** Start of PROVIDED MATERIAL **

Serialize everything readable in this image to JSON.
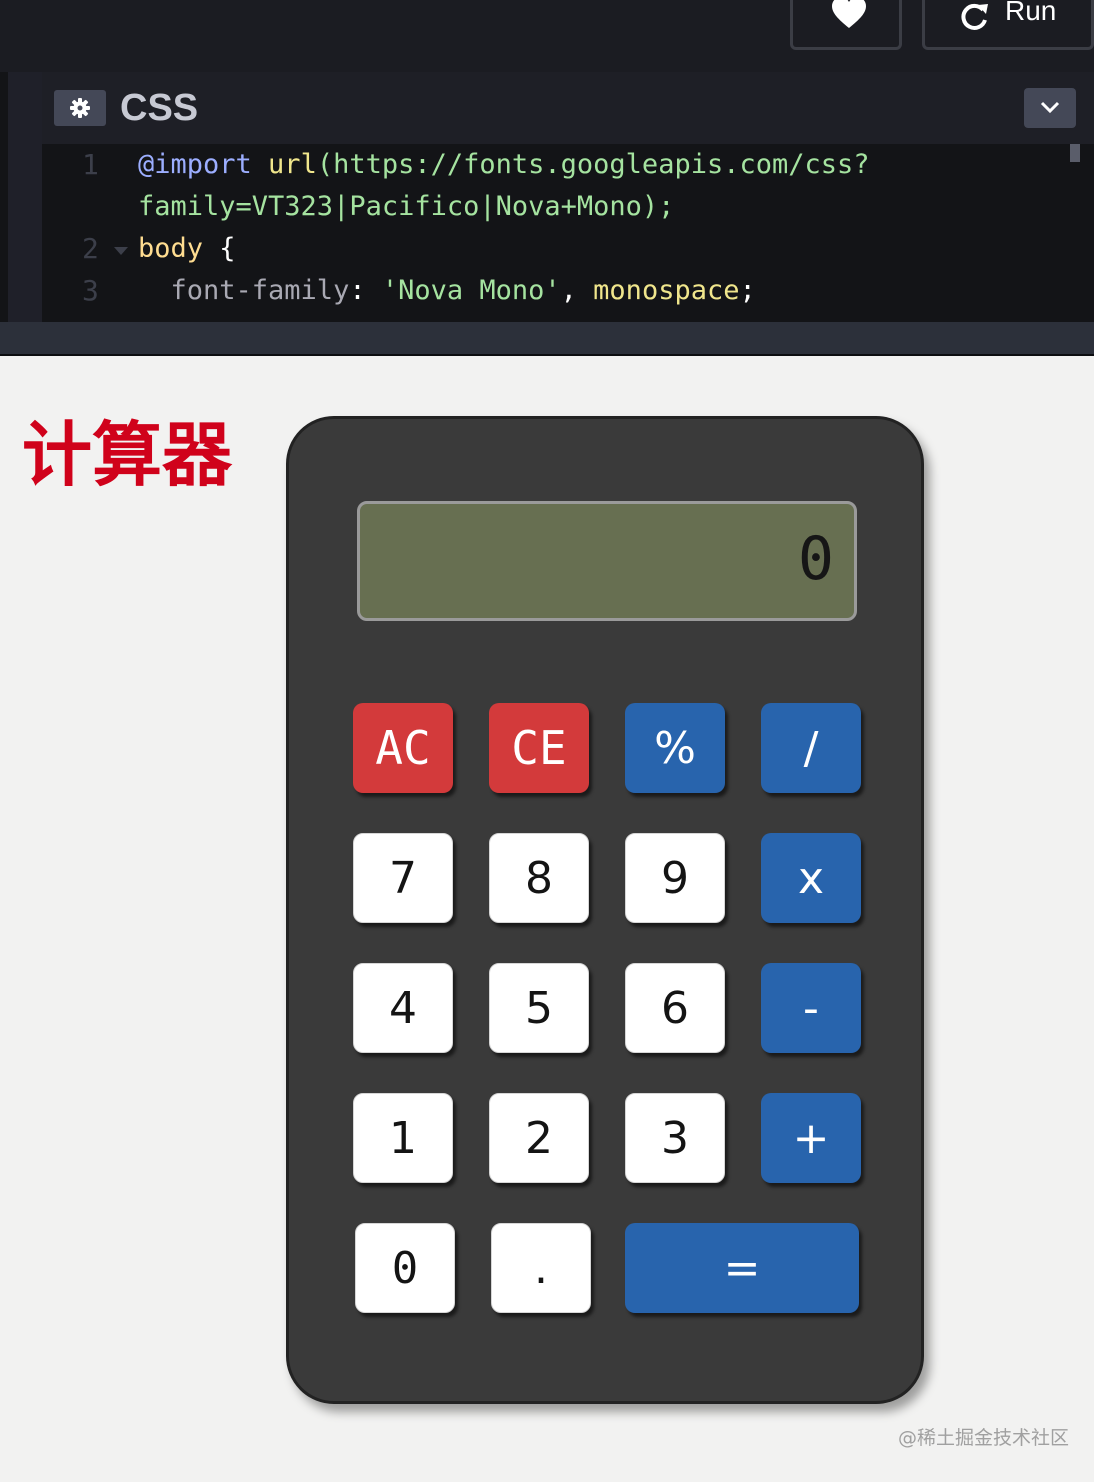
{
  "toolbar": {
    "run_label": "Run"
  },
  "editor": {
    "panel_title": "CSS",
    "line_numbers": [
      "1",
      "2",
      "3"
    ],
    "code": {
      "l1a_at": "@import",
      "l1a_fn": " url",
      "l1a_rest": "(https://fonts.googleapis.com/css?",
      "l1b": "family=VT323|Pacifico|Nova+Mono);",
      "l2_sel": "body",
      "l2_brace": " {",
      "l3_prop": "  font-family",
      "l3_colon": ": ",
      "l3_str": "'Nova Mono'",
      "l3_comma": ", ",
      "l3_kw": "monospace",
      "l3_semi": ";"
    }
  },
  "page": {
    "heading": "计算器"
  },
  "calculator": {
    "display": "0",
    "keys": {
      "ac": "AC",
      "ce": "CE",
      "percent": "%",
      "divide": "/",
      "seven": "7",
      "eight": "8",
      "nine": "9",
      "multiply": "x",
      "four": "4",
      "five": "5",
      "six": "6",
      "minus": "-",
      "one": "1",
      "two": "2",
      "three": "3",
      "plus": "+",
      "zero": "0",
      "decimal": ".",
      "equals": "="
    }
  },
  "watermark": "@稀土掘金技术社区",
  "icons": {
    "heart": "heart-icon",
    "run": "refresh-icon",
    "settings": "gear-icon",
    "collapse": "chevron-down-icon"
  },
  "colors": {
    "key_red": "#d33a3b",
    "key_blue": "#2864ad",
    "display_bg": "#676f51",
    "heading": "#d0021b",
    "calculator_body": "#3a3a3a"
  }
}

** End of PROVIDED MATERIAL **
** Start of PROVIDED MATERIAL **

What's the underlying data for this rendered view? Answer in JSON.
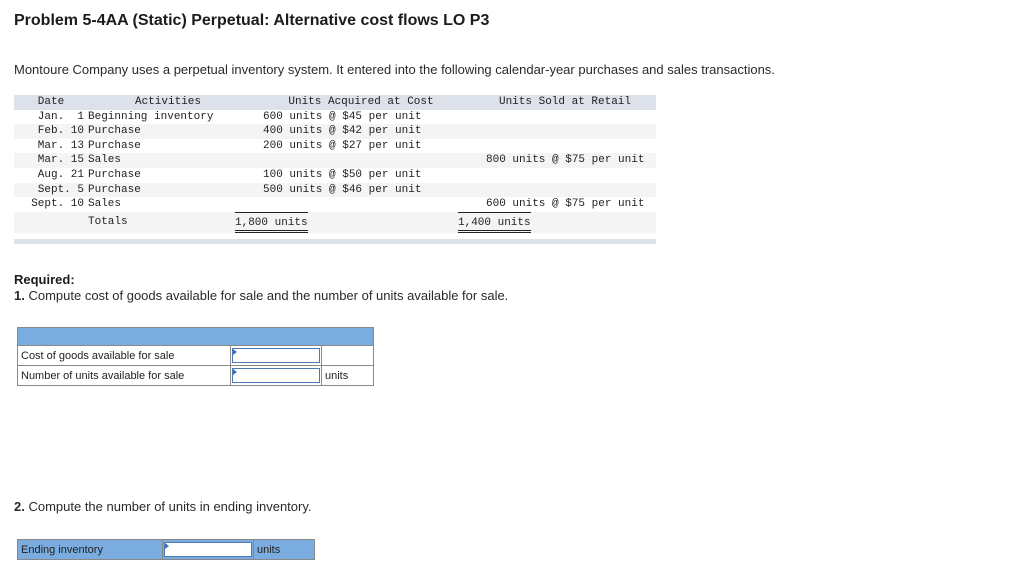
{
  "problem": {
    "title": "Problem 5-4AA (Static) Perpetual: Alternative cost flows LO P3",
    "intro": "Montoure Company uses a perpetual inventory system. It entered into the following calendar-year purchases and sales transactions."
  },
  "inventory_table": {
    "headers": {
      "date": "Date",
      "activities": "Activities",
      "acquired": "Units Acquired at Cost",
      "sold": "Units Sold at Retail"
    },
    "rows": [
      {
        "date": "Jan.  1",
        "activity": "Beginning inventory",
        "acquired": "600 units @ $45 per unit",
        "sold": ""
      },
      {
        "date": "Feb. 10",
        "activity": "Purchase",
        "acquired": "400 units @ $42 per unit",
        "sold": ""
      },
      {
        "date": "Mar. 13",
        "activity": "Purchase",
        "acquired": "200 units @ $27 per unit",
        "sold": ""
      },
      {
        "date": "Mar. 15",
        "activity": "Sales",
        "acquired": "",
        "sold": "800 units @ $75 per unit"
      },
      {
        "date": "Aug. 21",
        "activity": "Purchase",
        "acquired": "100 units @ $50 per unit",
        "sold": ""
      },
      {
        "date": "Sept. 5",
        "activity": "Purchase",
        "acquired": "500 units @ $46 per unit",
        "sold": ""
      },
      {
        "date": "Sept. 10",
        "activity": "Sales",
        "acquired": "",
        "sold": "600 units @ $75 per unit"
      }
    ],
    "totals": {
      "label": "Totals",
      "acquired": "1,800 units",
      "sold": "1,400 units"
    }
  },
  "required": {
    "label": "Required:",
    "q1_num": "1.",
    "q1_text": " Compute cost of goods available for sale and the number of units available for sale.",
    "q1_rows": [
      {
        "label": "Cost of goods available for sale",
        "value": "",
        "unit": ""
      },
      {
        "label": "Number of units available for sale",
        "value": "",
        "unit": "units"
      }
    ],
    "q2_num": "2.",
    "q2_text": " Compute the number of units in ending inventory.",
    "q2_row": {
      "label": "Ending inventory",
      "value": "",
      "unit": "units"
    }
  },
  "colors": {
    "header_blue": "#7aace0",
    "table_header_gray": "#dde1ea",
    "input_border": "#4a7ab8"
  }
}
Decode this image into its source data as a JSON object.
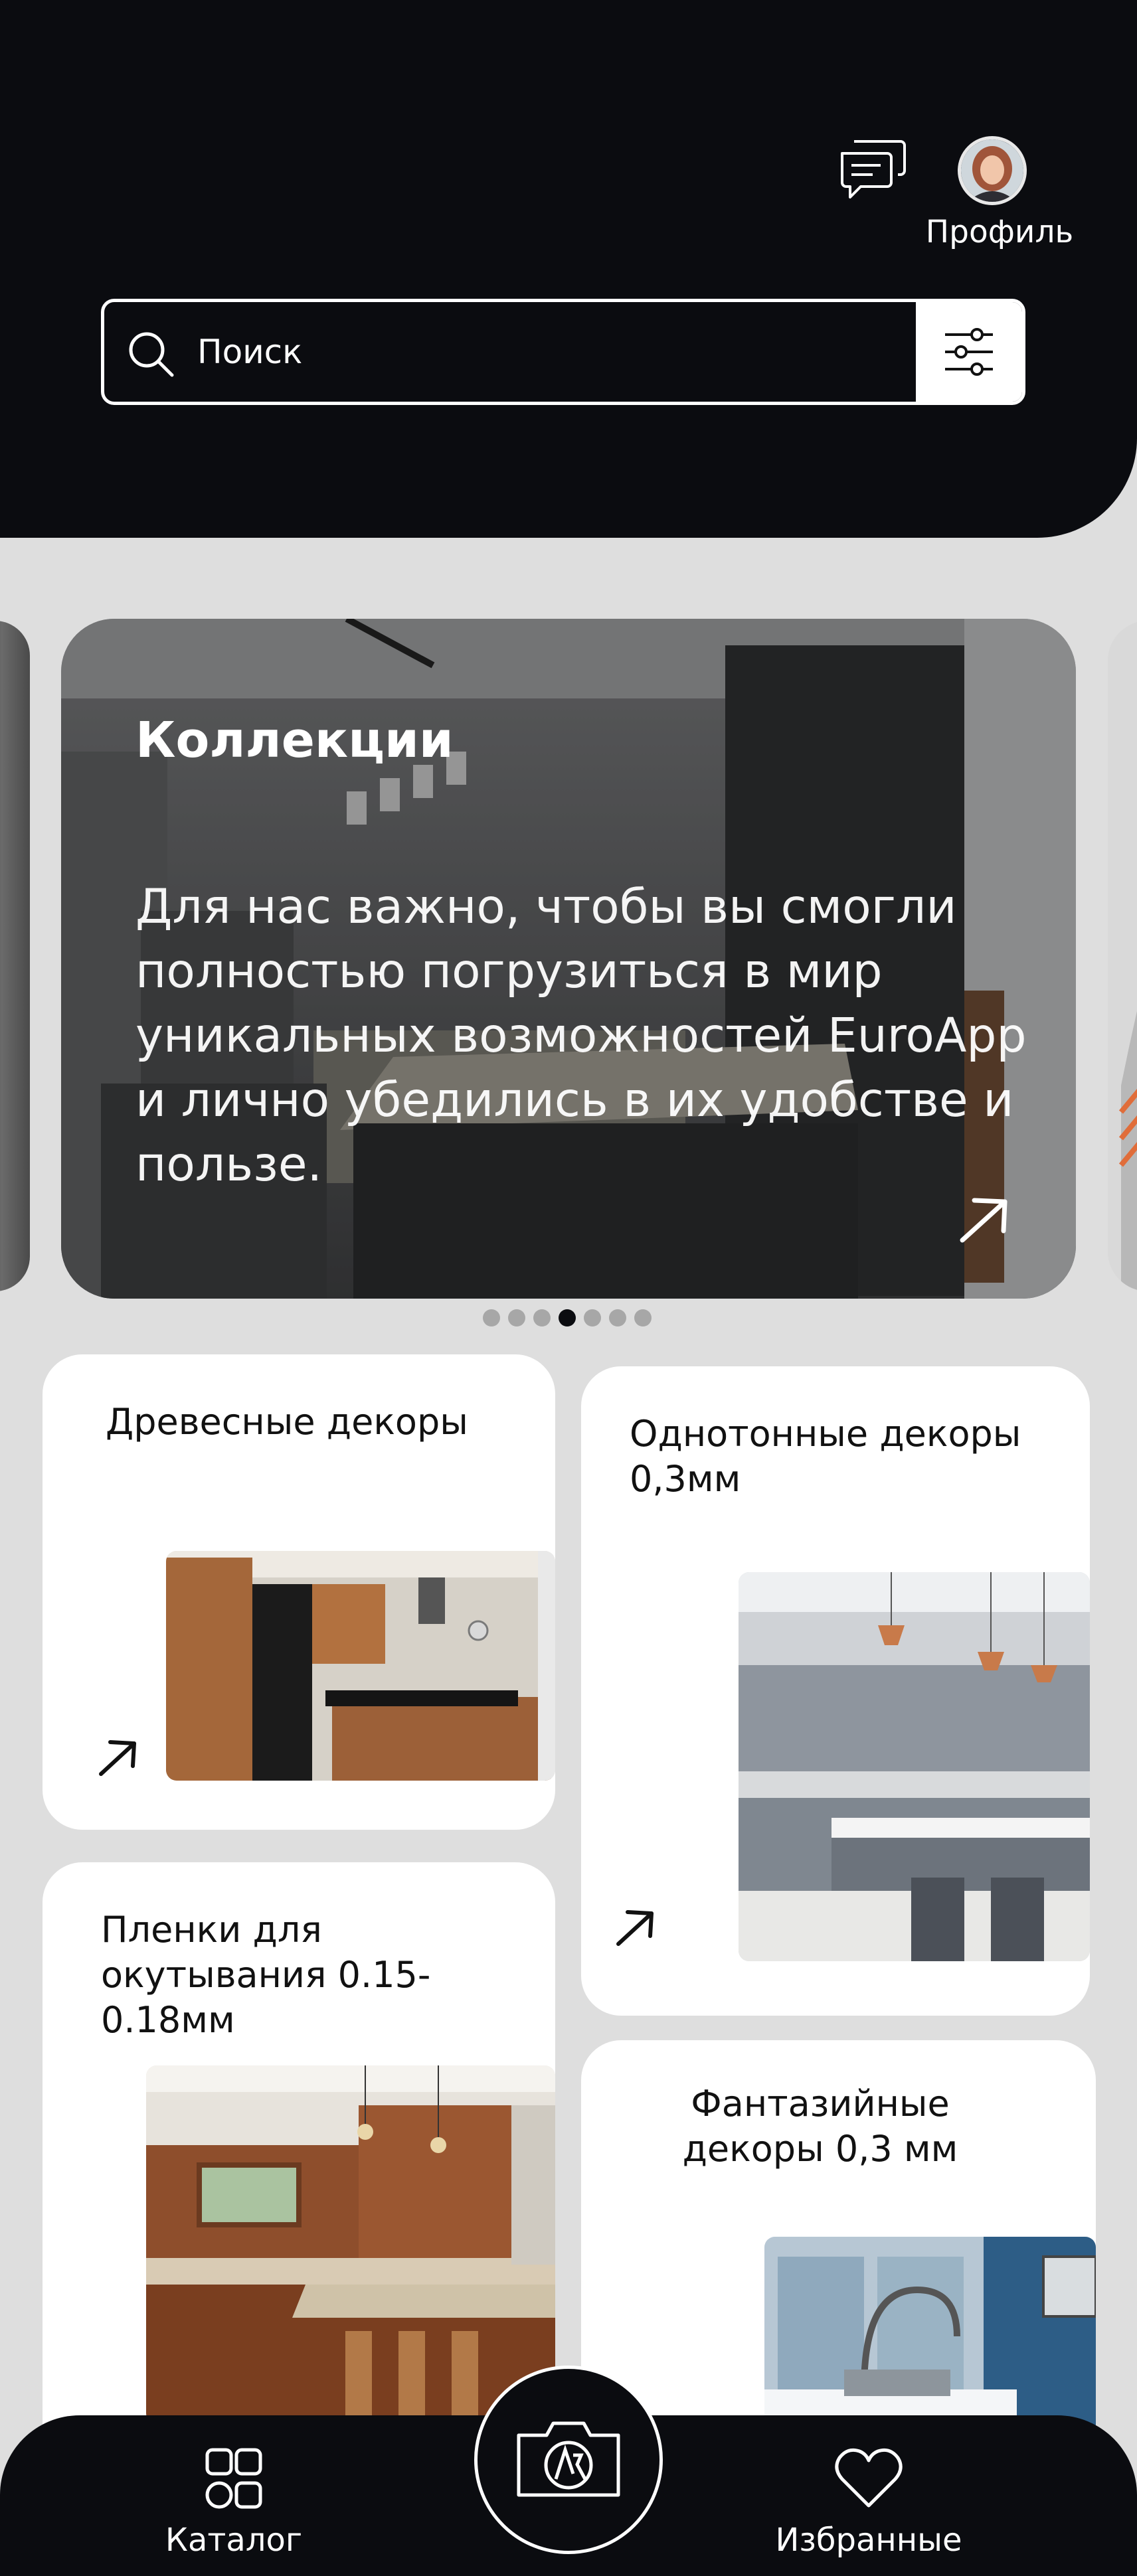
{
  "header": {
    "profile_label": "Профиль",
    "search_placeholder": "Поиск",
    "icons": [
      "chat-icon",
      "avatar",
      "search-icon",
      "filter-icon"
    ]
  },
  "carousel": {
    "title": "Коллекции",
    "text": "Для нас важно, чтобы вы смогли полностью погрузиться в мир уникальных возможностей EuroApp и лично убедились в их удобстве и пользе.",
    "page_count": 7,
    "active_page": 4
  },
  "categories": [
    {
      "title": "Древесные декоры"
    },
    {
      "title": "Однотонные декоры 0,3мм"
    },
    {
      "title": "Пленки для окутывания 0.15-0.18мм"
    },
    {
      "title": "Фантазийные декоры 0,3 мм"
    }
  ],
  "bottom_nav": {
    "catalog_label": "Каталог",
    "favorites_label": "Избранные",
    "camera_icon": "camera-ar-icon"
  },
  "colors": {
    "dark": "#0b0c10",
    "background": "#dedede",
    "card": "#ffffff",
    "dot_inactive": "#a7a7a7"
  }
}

** End of PROVIDED MATERIAL **

_TO DO_
Search the preceding listing for "acquired" and extract every line where it is found.

_ANSWER IN FULL_
      "acquired": "Units Acquired at Cost",
        "acquired": "600 units @ $45 per unit",
        "acquired": "400 units @ $42 per unit",
        "acquired": "200 units @ $27 per unit",
        "acquired": "",
        "acquired": "100 units @ $50 per unit",
        "acquired": "500 units @ $46 per unit",
        "acquired": "",
      "acquired": "1,800 units",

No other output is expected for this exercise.